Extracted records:
____

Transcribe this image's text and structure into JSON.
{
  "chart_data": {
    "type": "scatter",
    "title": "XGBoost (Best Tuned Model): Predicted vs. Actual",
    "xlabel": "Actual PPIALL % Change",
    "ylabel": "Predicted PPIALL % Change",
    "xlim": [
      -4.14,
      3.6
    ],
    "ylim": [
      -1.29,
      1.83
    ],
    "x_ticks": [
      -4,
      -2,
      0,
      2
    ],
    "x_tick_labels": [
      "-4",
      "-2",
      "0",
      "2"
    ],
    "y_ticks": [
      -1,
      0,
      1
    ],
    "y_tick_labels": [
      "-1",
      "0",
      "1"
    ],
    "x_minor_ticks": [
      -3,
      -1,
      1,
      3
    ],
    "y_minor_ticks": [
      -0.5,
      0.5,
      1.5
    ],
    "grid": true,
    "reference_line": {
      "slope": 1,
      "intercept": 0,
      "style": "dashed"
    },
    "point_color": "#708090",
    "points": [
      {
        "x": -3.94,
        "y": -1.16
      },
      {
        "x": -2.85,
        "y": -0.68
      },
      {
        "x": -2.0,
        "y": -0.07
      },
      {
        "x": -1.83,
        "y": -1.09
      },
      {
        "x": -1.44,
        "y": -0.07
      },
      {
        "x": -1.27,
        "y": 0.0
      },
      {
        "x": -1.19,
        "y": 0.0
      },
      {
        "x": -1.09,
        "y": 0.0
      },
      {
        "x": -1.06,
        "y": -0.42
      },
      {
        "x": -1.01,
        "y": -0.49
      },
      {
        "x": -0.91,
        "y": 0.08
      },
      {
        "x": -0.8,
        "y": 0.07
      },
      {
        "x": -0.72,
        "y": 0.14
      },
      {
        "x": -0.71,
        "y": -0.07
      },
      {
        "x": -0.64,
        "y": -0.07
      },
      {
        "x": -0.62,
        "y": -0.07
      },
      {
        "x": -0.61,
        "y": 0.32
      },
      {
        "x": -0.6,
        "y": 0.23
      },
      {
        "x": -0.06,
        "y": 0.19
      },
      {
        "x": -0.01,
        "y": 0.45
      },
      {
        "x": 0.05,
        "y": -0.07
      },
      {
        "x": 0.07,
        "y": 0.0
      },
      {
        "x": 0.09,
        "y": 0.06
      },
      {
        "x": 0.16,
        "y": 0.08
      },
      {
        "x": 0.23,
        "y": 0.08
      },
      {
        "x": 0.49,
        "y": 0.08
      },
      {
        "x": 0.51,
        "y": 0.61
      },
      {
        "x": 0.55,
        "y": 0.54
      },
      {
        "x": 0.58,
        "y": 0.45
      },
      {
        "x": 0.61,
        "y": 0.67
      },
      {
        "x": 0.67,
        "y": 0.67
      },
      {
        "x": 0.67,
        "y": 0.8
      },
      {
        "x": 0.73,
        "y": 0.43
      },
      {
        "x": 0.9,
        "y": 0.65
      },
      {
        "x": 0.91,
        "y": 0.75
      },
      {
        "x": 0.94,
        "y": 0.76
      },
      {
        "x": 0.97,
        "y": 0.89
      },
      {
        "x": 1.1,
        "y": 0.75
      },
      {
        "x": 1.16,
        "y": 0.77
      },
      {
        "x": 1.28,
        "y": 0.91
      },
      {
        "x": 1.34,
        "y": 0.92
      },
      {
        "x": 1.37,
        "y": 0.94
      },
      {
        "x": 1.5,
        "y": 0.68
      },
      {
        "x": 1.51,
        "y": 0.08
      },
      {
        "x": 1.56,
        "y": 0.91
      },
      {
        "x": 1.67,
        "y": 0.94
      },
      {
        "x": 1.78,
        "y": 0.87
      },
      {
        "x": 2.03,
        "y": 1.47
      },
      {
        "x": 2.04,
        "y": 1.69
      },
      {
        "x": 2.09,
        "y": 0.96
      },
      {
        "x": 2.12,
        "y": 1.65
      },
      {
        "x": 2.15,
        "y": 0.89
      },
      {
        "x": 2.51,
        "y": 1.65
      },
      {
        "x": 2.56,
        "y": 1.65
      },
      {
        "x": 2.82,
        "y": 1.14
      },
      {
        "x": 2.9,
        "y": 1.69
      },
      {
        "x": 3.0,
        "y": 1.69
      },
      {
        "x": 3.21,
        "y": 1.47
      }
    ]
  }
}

____

Problem to work on
Repeat each of the entries above precisely as given.

Expected answer
Transcribe this image's text and structure into JSON.
{
  "chart_data": {
    "type": "scatter",
    "title": "XGBoost (Best Tuned Model): Predicted vs. Actual",
    "xlabel": "Actual PPIALL % Change",
    "ylabel": "Predicted PPIALL % Change",
    "xlim": [
      -4.14,
      3.6
    ],
    "ylim": [
      -1.29,
      1.83
    ],
    "x_ticks": [
      -4,
      -2,
      0,
      2
    ],
    "x_tick_labels": [
      "-4",
      "-2",
      "0",
      "2"
    ],
    "y_ticks": [
      -1,
      0,
      1
    ],
    "y_tick_labels": [
      "-1",
      "0",
      "1"
    ],
    "x_minor_ticks": [
      -3,
      -1,
      1,
      3
    ],
    "y_minor_ticks": [
      -0.5,
      0.5,
      1.5
    ],
    "grid": true,
    "reference_line": {
      "slope": 1,
      "intercept": 0,
      "style": "dashed"
    },
    "point_color": "#708090",
    "points": [
      {
        "x": -3.94,
        "y": -1.16
      },
      {
        "x": -2.85,
        "y": -0.68
      },
      {
        "x": -2.0,
        "y": -0.07
      },
      {
        "x": -1.83,
        "y": -1.09
      },
      {
        "x": -1.44,
        "y": -0.07
      },
      {
        "x": -1.27,
        "y": 0.0
      },
      {
        "x": -1.19,
        "y": 0.0
      },
      {
        "x": -1.09,
        "y": 0.0
      },
      {
        "x": -1.06,
        "y": -0.42
      },
      {
        "x": -1.01,
        "y": -0.49
      },
      {
        "x": -0.91,
        "y": 0.08
      },
      {
        "x": -0.8,
        "y": 0.07
      },
      {
        "x": -0.72,
        "y": 0.14
      },
      {
        "x": -0.71,
        "y": -0.07
      },
      {
        "x": -0.64,
        "y": -0.07
      },
      {
        "x": -0.62,
        "y": -0.07
      },
      {
        "x": -0.61,
        "y": 0.32
      },
      {
        "x": -0.6,
        "y": 0.23
      },
      {
        "x": -0.06,
        "y": 0.19
      },
      {
        "x": -0.01,
        "y": 0.45
      },
      {
        "x": 0.05,
        "y": -0.07
      },
      {
        "x": 0.07,
        "y": 0.0
      },
      {
        "x": 0.09,
        "y": 0.06
      },
      {
        "x": 0.16,
        "y": 0.08
      },
      {
        "x": 0.23,
        "y": 0.08
      },
      {
        "x": 0.49,
        "y": 0.08
      },
      {
        "x": 0.51,
        "y": 0.61
      },
      {
        "x": 0.55,
        "y": 0.54
      },
      {
        "x": 0.58,
        "y": 0.45
      },
      {
        "x": 0.61,
        "y": 0.67
      },
      {
        "x": 0.67,
        "y": 0.67
      },
      {
        "x": 0.67,
        "y": 0.8
      },
      {
        "x": 0.73,
        "y": 0.43
      },
      {
        "x": 0.9,
        "y": 0.65
      },
      {
        "x": 0.91,
        "y": 0.75
      },
      {
        "x": 0.94,
        "y": 0.76
      },
      {
        "x": 0.97,
        "y": 0.89
      },
      {
        "x": 1.1,
        "y": 0.75
      },
      {
        "x": 1.16,
        "y": 0.77
      },
      {
        "x": 1.28,
        "y": 0.91
      },
      {
        "x": 1.34,
        "y": 0.92
      },
      {
        "x": 1.37,
        "y": 0.94
      },
      {
        "x": 1.5,
        "y": 0.68
      },
      {
        "x": 1.51,
        "y": 0.08
      },
      {
        "x": 1.56,
        "y": 0.91
      },
      {
        "x": 1.67,
        "y": 0.94
      },
      {
        "x": 1.78,
        "y": 0.87
      },
      {
        "x": 2.03,
        "y": 1.47
      },
      {
        "x": 2.04,
        "y": 1.69
      },
      {
        "x": 2.09,
        "y": 0.96
      },
      {
        "x": 2.12,
        "y": 1.65
      },
      {
        "x": 2.15,
        "y": 0.89
      },
      {
        "x": 2.51,
        "y": 1.65
      },
      {
        "x": 2.56,
        "y": 1.65
      },
      {
        "x": 2.82,
        "y": 1.14
      },
      {
        "x": 2.9,
        "y": 1.69
      },
      {
        "x": 3.0,
        "y": 1.69
      },
      {
        "x": 3.21,
        "y": 1.47
      }
    ]
  }
}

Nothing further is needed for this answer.